Problem requirements
Copy out all the data, word for word.
[Start Data provided]
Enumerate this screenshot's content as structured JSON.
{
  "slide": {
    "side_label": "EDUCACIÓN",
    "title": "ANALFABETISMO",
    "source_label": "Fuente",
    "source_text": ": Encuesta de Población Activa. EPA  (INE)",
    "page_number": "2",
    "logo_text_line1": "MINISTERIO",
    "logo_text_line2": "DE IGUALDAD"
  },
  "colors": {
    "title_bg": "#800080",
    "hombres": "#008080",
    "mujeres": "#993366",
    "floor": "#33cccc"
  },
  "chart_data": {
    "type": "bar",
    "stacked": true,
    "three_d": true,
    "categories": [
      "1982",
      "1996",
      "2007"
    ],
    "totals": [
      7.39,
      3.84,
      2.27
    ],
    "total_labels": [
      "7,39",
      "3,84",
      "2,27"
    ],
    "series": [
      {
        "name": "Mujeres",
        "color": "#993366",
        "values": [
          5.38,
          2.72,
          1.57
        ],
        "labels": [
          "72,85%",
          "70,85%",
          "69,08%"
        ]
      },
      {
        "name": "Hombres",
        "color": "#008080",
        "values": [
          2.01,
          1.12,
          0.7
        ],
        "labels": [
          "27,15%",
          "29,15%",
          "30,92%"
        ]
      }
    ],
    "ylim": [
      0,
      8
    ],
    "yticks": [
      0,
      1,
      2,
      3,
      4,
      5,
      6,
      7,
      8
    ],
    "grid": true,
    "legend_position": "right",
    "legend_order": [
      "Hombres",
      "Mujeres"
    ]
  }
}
[End Data provided]
Result of this exercise
Enumerate this screenshot's content as structured JSON.
{
  "slide": {
    "side_label": "EDUCACIÓN",
    "title": "ANALFABETISMO",
    "source_label": "Fuente",
    "source_text": ": Encuesta de Población Activa. EPA  (INE)",
    "page_number": "2",
    "logo_text_line1": "MINISTERIO",
    "logo_text_line2": "DE IGUALDAD"
  },
  "colors": {
    "title_bg": "#800080",
    "hombres": "#008080",
    "mujeres": "#993366",
    "floor": "#33cccc"
  },
  "chart_data": {
    "type": "bar",
    "stacked": true,
    "three_d": true,
    "categories": [
      "1982",
      "1996",
      "2007"
    ],
    "totals": [
      7.39,
      3.84,
      2.27
    ],
    "total_labels": [
      "7,39",
      "3,84",
      "2,27"
    ],
    "series": [
      {
        "name": "Mujeres",
        "color": "#993366",
        "values": [
          5.38,
          2.72,
          1.57
        ],
        "labels": [
          "72,85%",
          "70,85%",
          "69,08%"
        ]
      },
      {
        "name": "Hombres",
        "color": "#008080",
        "values": [
          2.01,
          1.12,
          0.7
        ],
        "labels": [
          "27,15%",
          "29,15%",
          "30,92%"
        ]
      }
    ],
    "ylim": [
      0,
      8
    ],
    "yticks": [
      0,
      1,
      2,
      3,
      4,
      5,
      6,
      7,
      8
    ],
    "grid": true,
    "legend_position": "right",
    "legend_order": [
      "Hombres",
      "Mujeres"
    ]
  }
}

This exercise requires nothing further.